# Short task
Transcribe the listing in full, excluding any pictures.

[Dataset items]
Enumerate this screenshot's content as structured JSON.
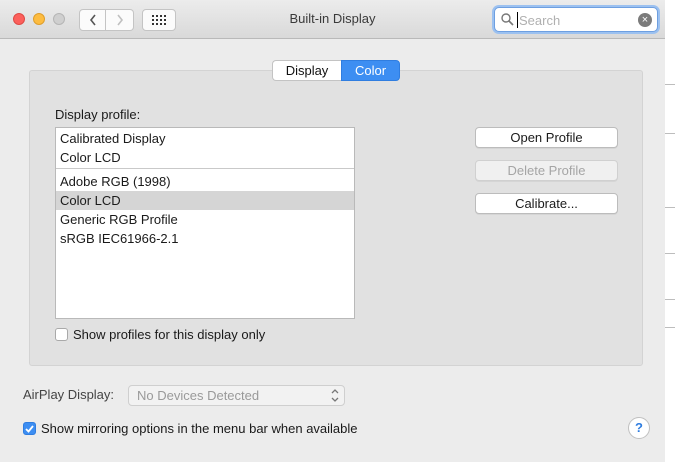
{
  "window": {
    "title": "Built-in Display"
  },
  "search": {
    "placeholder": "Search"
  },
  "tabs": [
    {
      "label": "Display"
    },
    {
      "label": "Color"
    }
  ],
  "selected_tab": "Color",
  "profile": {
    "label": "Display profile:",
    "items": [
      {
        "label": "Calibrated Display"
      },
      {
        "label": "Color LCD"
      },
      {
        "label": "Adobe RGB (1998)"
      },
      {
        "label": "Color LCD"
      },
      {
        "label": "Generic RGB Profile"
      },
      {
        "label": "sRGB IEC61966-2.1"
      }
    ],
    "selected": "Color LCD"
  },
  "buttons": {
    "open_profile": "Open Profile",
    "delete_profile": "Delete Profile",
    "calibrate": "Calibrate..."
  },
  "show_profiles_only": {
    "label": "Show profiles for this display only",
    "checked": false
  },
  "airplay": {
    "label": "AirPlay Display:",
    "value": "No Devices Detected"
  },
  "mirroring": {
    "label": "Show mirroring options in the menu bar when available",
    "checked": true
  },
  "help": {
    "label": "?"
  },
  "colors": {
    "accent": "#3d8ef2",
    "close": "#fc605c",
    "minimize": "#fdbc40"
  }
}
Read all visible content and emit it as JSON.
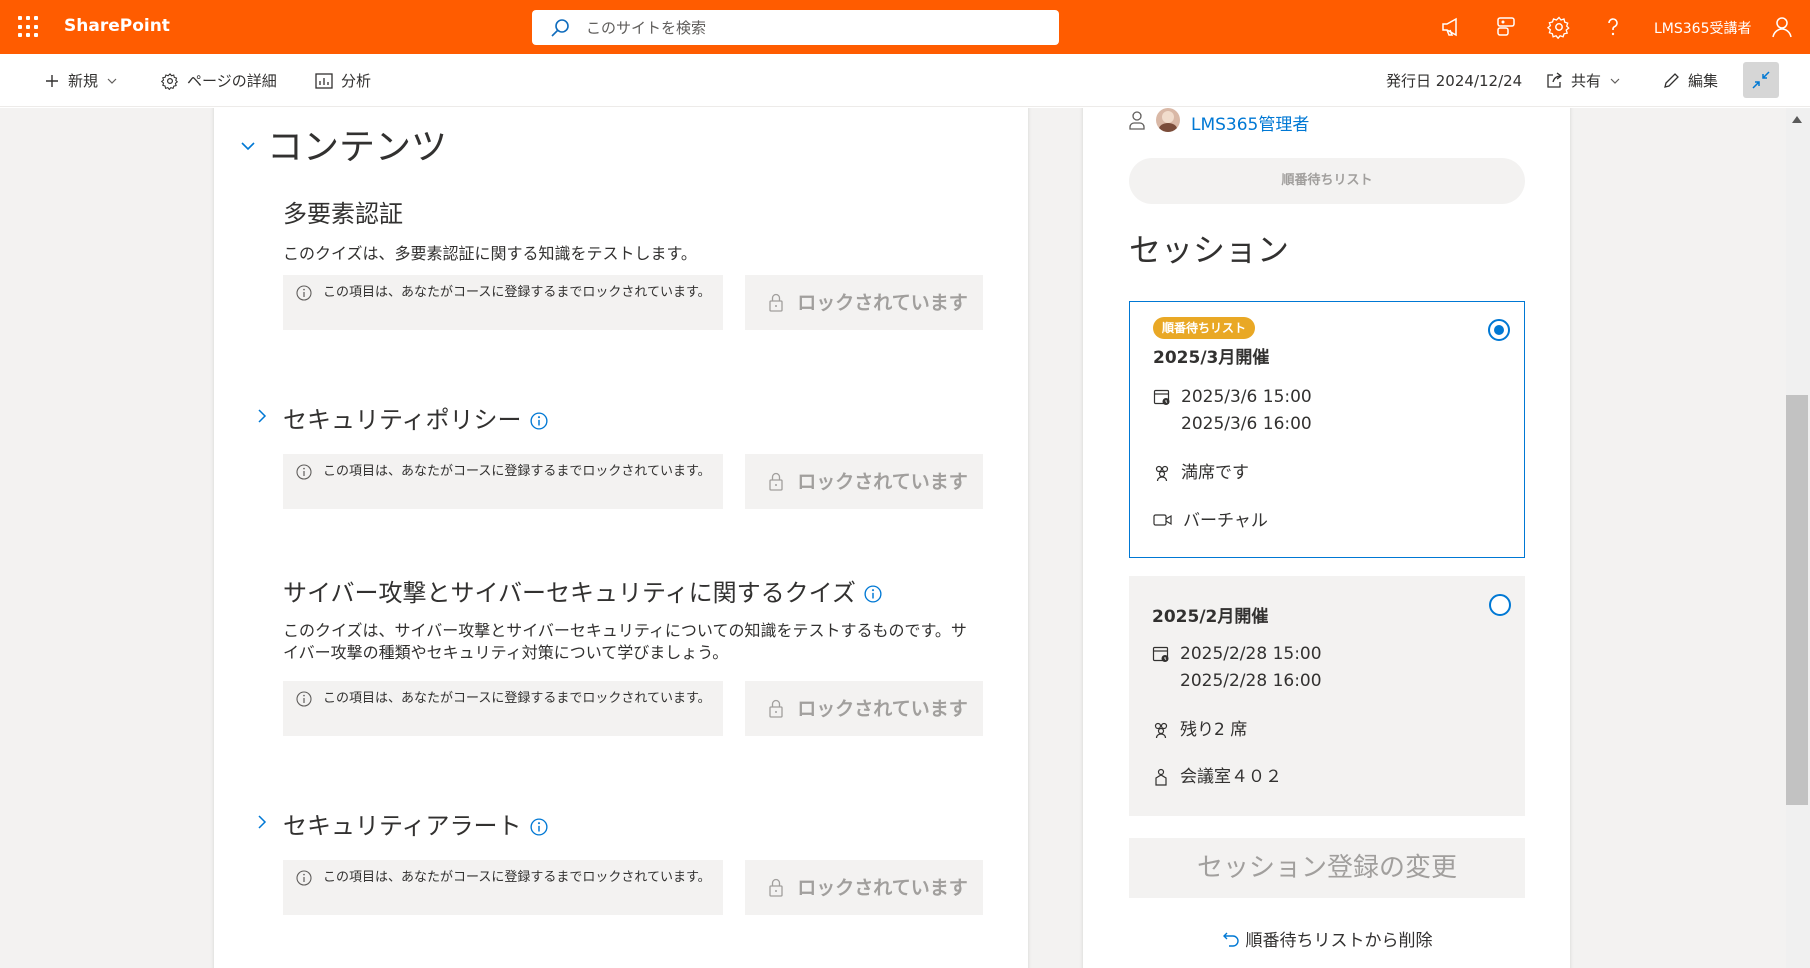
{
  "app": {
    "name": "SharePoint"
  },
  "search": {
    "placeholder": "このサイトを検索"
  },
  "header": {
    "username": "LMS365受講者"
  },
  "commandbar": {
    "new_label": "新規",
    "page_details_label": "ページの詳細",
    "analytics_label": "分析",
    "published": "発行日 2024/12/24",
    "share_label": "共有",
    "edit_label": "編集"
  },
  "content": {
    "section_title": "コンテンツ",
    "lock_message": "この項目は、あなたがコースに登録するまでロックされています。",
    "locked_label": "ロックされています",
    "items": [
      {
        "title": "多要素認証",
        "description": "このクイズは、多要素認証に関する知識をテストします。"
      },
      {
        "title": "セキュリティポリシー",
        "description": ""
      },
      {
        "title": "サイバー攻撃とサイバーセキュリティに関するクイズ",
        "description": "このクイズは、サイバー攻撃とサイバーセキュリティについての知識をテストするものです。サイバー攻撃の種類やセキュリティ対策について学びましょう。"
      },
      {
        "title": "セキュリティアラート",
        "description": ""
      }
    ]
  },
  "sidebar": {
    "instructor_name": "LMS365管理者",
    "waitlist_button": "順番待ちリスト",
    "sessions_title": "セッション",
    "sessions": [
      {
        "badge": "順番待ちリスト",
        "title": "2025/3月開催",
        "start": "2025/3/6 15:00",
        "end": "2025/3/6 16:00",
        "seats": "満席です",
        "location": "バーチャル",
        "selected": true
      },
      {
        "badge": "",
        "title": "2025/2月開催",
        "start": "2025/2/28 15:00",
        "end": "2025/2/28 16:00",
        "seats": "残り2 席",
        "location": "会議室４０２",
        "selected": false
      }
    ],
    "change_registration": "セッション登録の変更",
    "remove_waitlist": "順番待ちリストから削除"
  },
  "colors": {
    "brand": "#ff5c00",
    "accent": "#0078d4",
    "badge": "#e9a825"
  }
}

# Task solution
Enumerate this screenshot's content as structured JSON.
{
  "window": {
    "title": "Built-in Display"
  },
  "search": {
    "placeholder": "Search"
  },
  "tabs": [
    {
      "label": "Display"
    },
    {
      "label": "Color"
    }
  ],
  "selected_tab": "Color",
  "profile": {
    "label": "Display profile:",
    "items": [
      {
        "label": "Calibrated Display"
      },
      {
        "label": "Color LCD"
      },
      {
        "label": "Adobe RGB (1998)"
      },
      {
        "label": "Color LCD"
      },
      {
        "label": "Generic RGB Profile"
      },
      {
        "label": "sRGB IEC61966-2.1"
      }
    ],
    "selected": "Color LCD"
  },
  "buttons": {
    "open_profile": "Open Profile",
    "delete_profile": "Delete Profile",
    "calibrate": "Calibrate..."
  },
  "show_profiles_only": {
    "label": "Show profiles for this display only",
    "checked": false
  },
  "airplay": {
    "label": "AirPlay Display:",
    "value": "No Devices Detected"
  },
  "mirroring": {
    "label": "Show mirroring options in the menu bar when available",
    "checked": true
  },
  "help": {
    "label": "?"
  },
  "colors": {
    "accent": "#3d8ef2",
    "close": "#fc605c",
    "minimize": "#fdbc40"
  }
}
Read all visible content and emit it as JSON.
{
  "app": {
    "name": "SharePoint"
  },
  "search": {
    "placeholder": "このサイトを検索"
  },
  "header": {
    "username": "LMS365受講者"
  },
  "commandbar": {
    "new_label": "新規",
    "page_details_label": "ページの詳細",
    "analytics_label": "分析",
    "published": "発行日 2024/12/24",
    "share_label": "共有",
    "edit_label": "編集"
  },
  "content": {
    "section_title": "コンテンツ",
    "lock_message": "この項目は、あなたがコースに登録するまでロックされています。",
    "locked_label": "ロックされています",
    "items": [
      {
        "title": "多要素認証",
        "description": "このクイズは、多要素認証に関する知識をテストします。"
      },
      {
        "title": "セキュリティポリシー",
        "description": ""
      },
      {
        "title": "サイバー攻撃とサイバーセキュリティに関するクイズ",
        "description": "このクイズは、サイバー攻撃とサイバーセキュリティについての知識をテストするものです。サイバー攻撃の種類やセキュリティ対策について学びましょう。"
      },
      {
        "title": "セキュリティアラート",
        "description": ""
      }
    ]
  },
  "sidebar": {
    "instructor_name": "LMS365管理者",
    "waitlist_button": "順番待ちリスト",
    "sessions_title": "セッション",
    "sessions": [
      {
        "badge": "順番待ちリスト",
        "title": "2025/3月開催",
        "start": "2025/3/6 15:00",
        "end": "2025/3/6 16:00",
        "seats": "満席です",
        "location": "バーチャル",
        "selected": true
      },
      {
        "badge": "",
        "title": "2025/2月開催",
        "start": "2025/2/28 15:00",
        "end": "2025/2/28 16:00",
        "seats": "残り2 席",
        "location": "会議室４０２",
        "selected": false
      }
    ],
    "change_registration": "セッション登録の変更",
    "remove_waitlist": "順番待ちリストから削除"
  },
  "colors": {
    "brand": "#ff5c00",
    "accent": "#0078d4",
    "badge": "#e9a825"
  }
}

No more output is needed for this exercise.